Leonardo

Fascicolo 13


in "Alleati e nemici"
L'equivoco individualista
GEORGES PALANTE - Combat pour l'individu. - Paris, F. Alcan, 1904.
VICTOR BASCH - L'individualisme anarchiste. - Paris, F. Alcar, 1904.
recensione di Gian Falco (Giovanni Papini)
pp. 33-34


p. 33


p. 34



   Da molto tempo, per mio gusto, penso all'individualismo e leggo quello che mi riesce di trovare e di sopportare sugli individualisti e le teorie individualiste. Ho goduto dunque tutte le traduzioni e variazioni che si son fatte del conflitto fra individuo e gruppo ch'è il leitmotif di qualunque individualismo, anche di quello che nega la inguaribilità del conflitto stesso. Tutto l'individualismo non è, insomma, che una requisitoria a getto continuo contro la collettività, la rivolta di ciò ch'è personale contro ciò ch'è sociale. E questi due libri che ho sott'occhio non contengono altro che questo.
   Il Palante è più teorico che storico e riunisce sotto un titolo guerresco una serie di saggi comparsi nella Plume, nel Mercure de France, nella Revue Socialiste e nella Revue Philosophique, che si potrebbero chiamare un estensione del pamphlet spenceriano e intitolarsi: L'individuo la Società. Sono saggi assai acuti, assai franchi, ricchi di fatti e di citazioni ma che si riducono insomma a questa affermazione fondamentale: L'individuo è sfruttato e oppresso dal gruppo per mezzo delle menzogne sociali.
   Il Basch è invece piuttosto storico che teorico ed espone ampiamente e chiaramente nella prima parte del suo libro l'Unico dello Stirner tenendo conto e degli scritti minori e del «clima intellettuale» in cui nacquero l'uomo e l'opera. Nella seconda parte egli discute in generale dell'individualismo anarchico e di quello di diritto, d'aristocrazia e di socialismo e finisce col profetare una conciliazione dell'individuo e della società nel seno del regime collettivista. Ma insomma nella prima parte Stirner, attraverso il suo timido interprete, afferma ben alto l'ateismo radicale, cioè la necessità di negare tutto ciò ch'è al di sopra dell'io, e nella seconda l'opposizione fra io e società è riconosciuta virtualmente dal momento che si tenta di farla cessare. I due libri dunque, come tutti gli altri passati, non dicono che una cosa: Bisogna che l'individuo si liberi!

|---|

Consegna a | Inserisci in un elenco numerato, tralasciando le righe vuote, la parte dei record che va dall'inizio fino alla riga che contiene "status-dot-icon (39, 268, 51, 280)", inclusa.
Il testo e i record sono indipendenti l'uno dagli altri.

|---|

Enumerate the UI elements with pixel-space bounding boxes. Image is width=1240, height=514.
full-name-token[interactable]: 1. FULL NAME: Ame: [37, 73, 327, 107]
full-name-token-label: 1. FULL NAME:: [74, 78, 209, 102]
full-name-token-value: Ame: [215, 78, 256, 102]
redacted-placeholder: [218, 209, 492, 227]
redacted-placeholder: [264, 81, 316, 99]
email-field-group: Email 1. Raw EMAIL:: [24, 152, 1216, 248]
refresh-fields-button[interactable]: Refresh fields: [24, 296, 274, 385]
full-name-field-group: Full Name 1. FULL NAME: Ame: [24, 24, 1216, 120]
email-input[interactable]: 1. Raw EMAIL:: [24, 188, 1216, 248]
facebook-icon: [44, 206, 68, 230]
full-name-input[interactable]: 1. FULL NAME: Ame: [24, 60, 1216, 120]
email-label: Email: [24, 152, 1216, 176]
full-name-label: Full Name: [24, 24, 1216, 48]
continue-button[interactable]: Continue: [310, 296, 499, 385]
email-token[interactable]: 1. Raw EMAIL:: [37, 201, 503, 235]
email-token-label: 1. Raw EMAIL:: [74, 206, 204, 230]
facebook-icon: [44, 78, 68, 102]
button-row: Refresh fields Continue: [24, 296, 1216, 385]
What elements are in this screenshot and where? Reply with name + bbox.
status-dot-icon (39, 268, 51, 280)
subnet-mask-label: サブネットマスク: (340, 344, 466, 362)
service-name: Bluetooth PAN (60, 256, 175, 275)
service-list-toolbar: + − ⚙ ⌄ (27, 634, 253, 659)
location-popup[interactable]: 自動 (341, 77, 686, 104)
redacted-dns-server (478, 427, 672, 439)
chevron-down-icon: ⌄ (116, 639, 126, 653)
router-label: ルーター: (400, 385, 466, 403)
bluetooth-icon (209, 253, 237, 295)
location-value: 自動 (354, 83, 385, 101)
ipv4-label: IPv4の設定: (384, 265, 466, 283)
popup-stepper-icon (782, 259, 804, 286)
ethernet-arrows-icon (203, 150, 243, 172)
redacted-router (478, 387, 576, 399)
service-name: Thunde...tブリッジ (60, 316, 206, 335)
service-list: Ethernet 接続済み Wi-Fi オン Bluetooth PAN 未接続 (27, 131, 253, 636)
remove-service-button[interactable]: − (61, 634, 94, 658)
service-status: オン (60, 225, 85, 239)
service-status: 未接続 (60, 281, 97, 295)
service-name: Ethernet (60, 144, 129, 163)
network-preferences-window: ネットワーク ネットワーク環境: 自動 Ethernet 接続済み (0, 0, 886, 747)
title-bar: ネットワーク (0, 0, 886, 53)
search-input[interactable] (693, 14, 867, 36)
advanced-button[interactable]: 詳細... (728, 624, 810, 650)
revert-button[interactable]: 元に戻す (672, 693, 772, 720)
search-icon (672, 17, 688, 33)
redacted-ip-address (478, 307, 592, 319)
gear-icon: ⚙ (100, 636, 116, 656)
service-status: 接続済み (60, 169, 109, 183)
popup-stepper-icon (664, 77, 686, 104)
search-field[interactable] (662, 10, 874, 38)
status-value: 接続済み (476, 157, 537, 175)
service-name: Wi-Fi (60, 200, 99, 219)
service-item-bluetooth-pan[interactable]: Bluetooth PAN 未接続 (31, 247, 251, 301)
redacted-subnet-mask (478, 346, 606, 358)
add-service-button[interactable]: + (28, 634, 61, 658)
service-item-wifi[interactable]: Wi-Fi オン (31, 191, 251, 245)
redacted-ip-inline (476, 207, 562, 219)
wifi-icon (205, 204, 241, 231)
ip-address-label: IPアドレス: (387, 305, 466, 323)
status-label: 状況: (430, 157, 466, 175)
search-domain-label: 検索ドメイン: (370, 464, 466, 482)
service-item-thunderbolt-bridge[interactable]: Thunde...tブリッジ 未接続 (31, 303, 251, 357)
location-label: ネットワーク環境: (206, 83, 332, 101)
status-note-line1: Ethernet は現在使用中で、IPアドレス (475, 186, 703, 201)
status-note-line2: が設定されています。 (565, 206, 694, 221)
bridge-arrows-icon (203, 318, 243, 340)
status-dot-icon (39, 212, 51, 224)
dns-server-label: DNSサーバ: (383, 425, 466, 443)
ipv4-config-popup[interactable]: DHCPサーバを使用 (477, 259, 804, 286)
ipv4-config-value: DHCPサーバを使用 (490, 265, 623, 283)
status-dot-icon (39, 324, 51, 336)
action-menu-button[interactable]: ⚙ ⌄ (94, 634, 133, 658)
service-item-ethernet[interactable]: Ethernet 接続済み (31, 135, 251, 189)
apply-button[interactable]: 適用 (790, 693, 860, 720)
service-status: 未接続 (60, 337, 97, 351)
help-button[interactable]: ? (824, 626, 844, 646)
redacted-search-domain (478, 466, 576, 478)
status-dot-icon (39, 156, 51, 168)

|---|

Consegna b |
Rispondi a queste domande sulla recensione:
(i) In quali riviste erano comparsi i saggi del Palante?
(ii) Quale opera espone il Basch nella prima parte del suo libro?
(iii) Che cosa profetizza il Basch alla fine della seconda parte?

Risposta completa a |
1. Enumerate the UI elements with pixel-space bounding boxes. Image is width=1240, height=514.
2. full-name-token[interactable]: 1. FULL NAME: Ame: [37, 73, 327, 107]
3. full-name-token-label: 1. FULL NAME:: [74, 78, 209, 102]
4. full-name-token-value: Ame: [215, 78, 256, 102]
5. redacted-placeholder: [218, 209, 492, 227]
6. redacted-placeholder: [264, 81, 316, 99]
7. email-field-group: Email 1. Raw EMAIL:: [24, 152, 1216, 248]
8. refresh-fields-button[interactable]: Refresh fields: [24, 296, 274, 385]
9. full-name-field-group: Full Name 1. FULL NAME: Ame: [24, 24, 1216, 120]
10. email-input[interactable]: 1. Raw EMAIL:: [24, 188, 1216, 248]
11. facebook-icon: [44, 206, 68, 230]
12. full-name-input[interactable]: 1. FULL NAME: Ame: [24, 60, 1216, 120]
13. email-label: Email: [24, 152, 1216, 176]
14. full-name-label: Full Name: [24, 24, 1216, 48]
15. continue-button[interactable]: Continue: [310, 296, 499, 385]
16. email-token[interactable]: 1. Raw EMAIL:: [37, 201, 503, 235]
17. email-token-label: 1. Raw EMAIL:: [74, 206, 204, 230]
18. facebook-icon: [44, 78, 68, 102]
19. button-row: Refresh fields Continue: [24, 296, 1216, 385]
20. What elements are in this screenshot and where? Reply with name + bbox.
21. status-dot-icon (39, 268, 51, 280)

Risposta completa b |
(i) Nella Plume, nel Mercure de France, nella Revue Socialiste e nella Revue Philosophique.
(ii) L'Unico dello Stirner.
(iii) Una conciliazione dell'individuo e della società nel seno del regime collettivista.